→ RECORD LIST:
--------------------------------------------------

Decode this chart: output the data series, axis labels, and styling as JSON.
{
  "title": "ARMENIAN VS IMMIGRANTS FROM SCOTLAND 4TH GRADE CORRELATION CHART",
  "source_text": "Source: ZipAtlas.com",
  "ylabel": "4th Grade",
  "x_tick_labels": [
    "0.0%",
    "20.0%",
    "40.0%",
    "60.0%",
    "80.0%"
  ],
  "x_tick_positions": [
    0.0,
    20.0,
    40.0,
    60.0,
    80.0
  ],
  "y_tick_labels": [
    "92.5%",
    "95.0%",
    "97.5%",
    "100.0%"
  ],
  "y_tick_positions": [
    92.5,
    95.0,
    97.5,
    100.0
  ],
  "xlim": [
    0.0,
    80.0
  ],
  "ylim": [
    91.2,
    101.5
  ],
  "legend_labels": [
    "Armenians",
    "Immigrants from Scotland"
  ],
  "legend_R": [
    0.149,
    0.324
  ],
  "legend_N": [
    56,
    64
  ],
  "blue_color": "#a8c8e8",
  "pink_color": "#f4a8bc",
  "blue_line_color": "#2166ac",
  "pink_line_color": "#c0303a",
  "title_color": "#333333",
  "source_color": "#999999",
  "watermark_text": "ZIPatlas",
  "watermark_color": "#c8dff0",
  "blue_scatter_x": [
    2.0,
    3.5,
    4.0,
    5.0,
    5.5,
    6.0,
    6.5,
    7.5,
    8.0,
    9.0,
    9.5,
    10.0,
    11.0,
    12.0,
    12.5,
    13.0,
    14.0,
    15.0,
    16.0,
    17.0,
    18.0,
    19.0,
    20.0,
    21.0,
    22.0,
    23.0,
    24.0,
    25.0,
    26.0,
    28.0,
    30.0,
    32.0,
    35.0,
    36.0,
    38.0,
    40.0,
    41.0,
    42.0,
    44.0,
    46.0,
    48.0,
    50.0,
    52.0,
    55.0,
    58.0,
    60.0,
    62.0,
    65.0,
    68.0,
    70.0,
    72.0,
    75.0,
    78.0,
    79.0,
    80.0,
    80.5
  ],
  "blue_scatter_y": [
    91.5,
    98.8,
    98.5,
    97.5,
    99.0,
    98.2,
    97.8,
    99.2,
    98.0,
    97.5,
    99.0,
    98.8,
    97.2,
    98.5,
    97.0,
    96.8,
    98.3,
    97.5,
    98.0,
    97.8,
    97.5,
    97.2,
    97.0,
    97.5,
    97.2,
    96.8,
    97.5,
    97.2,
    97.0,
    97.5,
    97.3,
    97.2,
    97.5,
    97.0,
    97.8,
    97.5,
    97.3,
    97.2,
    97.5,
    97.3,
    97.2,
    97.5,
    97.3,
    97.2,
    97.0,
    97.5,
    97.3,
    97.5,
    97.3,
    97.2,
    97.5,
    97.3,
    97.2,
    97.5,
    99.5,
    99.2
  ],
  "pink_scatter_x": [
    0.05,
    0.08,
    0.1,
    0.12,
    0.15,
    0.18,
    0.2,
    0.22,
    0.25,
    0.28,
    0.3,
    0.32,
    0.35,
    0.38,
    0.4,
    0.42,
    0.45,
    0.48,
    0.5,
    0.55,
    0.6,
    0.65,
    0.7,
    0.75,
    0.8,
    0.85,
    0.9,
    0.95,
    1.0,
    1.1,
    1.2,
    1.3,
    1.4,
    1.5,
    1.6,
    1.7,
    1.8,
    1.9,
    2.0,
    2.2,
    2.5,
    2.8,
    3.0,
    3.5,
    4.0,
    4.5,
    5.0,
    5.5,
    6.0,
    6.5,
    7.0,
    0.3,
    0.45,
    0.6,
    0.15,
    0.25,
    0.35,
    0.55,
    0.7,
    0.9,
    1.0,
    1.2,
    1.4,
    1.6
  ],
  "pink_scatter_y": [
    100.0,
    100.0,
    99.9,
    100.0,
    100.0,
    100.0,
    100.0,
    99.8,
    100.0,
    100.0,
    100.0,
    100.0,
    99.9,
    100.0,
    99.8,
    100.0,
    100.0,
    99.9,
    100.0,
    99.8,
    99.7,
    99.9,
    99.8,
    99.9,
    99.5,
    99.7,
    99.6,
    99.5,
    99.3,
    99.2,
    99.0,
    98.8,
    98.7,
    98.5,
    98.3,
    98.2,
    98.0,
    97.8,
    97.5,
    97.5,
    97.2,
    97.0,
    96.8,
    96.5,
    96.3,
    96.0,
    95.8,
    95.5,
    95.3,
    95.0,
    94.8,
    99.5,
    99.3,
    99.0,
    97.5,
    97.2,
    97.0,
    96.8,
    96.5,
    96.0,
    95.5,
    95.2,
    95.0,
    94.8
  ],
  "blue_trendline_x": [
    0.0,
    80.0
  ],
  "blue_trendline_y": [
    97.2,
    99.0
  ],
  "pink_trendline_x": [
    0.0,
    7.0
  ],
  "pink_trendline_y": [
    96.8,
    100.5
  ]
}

--------------------------------------------------

→ PROBLEM TO SOLVE: Write out every entry verbatim.

→ FINAL RESULT:
Decode this chart: output the data series, axis labels, and styling as JSON.
{
  "title": "ARMENIAN VS IMMIGRANTS FROM SCOTLAND 4TH GRADE CORRELATION CHART",
  "source_text": "Source: ZipAtlas.com",
  "ylabel": "4th Grade",
  "x_tick_labels": [
    "0.0%",
    "20.0%",
    "40.0%",
    "60.0%",
    "80.0%"
  ],
  "x_tick_positions": [
    0.0,
    20.0,
    40.0,
    60.0,
    80.0
  ],
  "y_tick_labels": [
    "92.5%",
    "95.0%",
    "97.5%",
    "100.0%"
  ],
  "y_tick_positions": [
    92.5,
    95.0,
    97.5,
    100.0
  ],
  "xlim": [
    0.0,
    80.0
  ],
  "ylim": [
    91.2,
    101.5
  ],
  "legend_labels": [
    "Armenians",
    "Immigrants from Scotland"
  ],
  "legend_R": [
    0.149,
    0.324
  ],
  "legend_N": [
    56,
    64
  ],
  "blue_color": "#a8c8e8",
  "pink_color": "#f4a8bc",
  "blue_line_color": "#2166ac",
  "pink_line_color": "#c0303a",
  "title_color": "#333333",
  "source_color": "#999999",
  "watermark_text": "ZIPatlas",
  "watermark_color": "#c8dff0",
  "blue_scatter_x": [
    2.0,
    3.5,
    4.0,
    5.0,
    5.5,
    6.0,
    6.5,
    7.5,
    8.0,
    9.0,
    9.5,
    10.0,
    11.0,
    12.0,
    12.5,
    13.0,
    14.0,
    15.0,
    16.0,
    17.0,
    18.0,
    19.0,
    20.0,
    21.0,
    22.0,
    23.0,
    24.0,
    25.0,
    26.0,
    28.0,
    30.0,
    32.0,
    35.0,
    36.0,
    38.0,
    40.0,
    41.0,
    42.0,
    44.0,
    46.0,
    48.0,
    50.0,
    52.0,
    55.0,
    58.0,
    60.0,
    62.0,
    65.0,
    68.0,
    70.0,
    72.0,
    75.0,
    78.0,
    79.0,
    80.0,
    80.5
  ],
  "blue_scatter_y": [
    91.5,
    98.8,
    98.5,
    97.5,
    99.0,
    98.2,
    97.8,
    99.2,
    98.0,
    97.5,
    99.0,
    98.8,
    97.2,
    98.5,
    97.0,
    96.8,
    98.3,
    97.5,
    98.0,
    97.8,
    97.5,
    97.2,
    97.0,
    97.5,
    97.2,
    96.8,
    97.5,
    97.2,
    97.0,
    97.5,
    97.3,
    97.2,
    97.5,
    97.0,
    97.8,
    97.5,
    97.3,
    97.2,
    97.5,
    97.3,
    97.2,
    97.5,
    97.3,
    97.2,
    97.0,
    97.5,
    97.3,
    97.5,
    97.3,
    97.2,
    97.5,
    97.3,
    97.2,
    97.5,
    99.5,
    99.2
  ],
  "pink_scatter_x": [
    0.05,
    0.08,
    0.1,
    0.12,
    0.15,
    0.18,
    0.2,
    0.22,
    0.25,
    0.28,
    0.3,
    0.32,
    0.35,
    0.38,
    0.4,
    0.42,
    0.45,
    0.48,
    0.5,
    0.55,
    0.6,
    0.65,
    0.7,
    0.75,
    0.8,
    0.85,
    0.9,
    0.95,
    1.0,
    1.1,
    1.2,
    1.3,
    1.4,
    1.5,
    1.6,
    1.7,
    1.8,
    1.9,
    2.0,
    2.2,
    2.5,
    2.8,
    3.0,
    3.5,
    4.0,
    4.5,
    5.0,
    5.5,
    6.0,
    6.5,
    7.0,
    0.3,
    0.45,
    0.6,
    0.15,
    0.25,
    0.35,
    0.55,
    0.7,
    0.9,
    1.0,
    1.2,
    1.4,
    1.6
  ],
  "pink_scatter_y": [
    100.0,
    100.0,
    99.9,
    100.0,
    100.0,
    100.0,
    100.0,
    99.8,
    100.0,
    100.0,
    100.0,
    100.0,
    99.9,
    100.0,
    99.8,
    100.0,
    100.0,
    99.9,
    100.0,
    99.8,
    99.7,
    99.9,
    99.8,
    99.9,
    99.5,
    99.7,
    99.6,
    99.5,
    99.3,
    99.2,
    99.0,
    98.8,
    98.7,
    98.5,
    98.3,
    98.2,
    98.0,
    97.8,
    97.5,
    97.5,
    97.2,
    97.0,
    96.8,
    96.5,
    96.3,
    96.0,
    95.8,
    95.5,
    95.3,
    95.0,
    94.8,
    99.5,
    99.3,
    99.0,
    97.5,
    97.2,
    97.0,
    96.8,
    96.5,
    96.0,
    95.5,
    95.2,
    95.0,
    94.8
  ],
  "blue_trendline_x": [
    0.0,
    80.0
  ],
  "blue_trendline_y": [
    97.2,
    99.0
  ],
  "pink_trendline_x": [
    0.0,
    7.0
  ],
  "pink_trendline_y": [
    96.8,
    100.5
  ]
}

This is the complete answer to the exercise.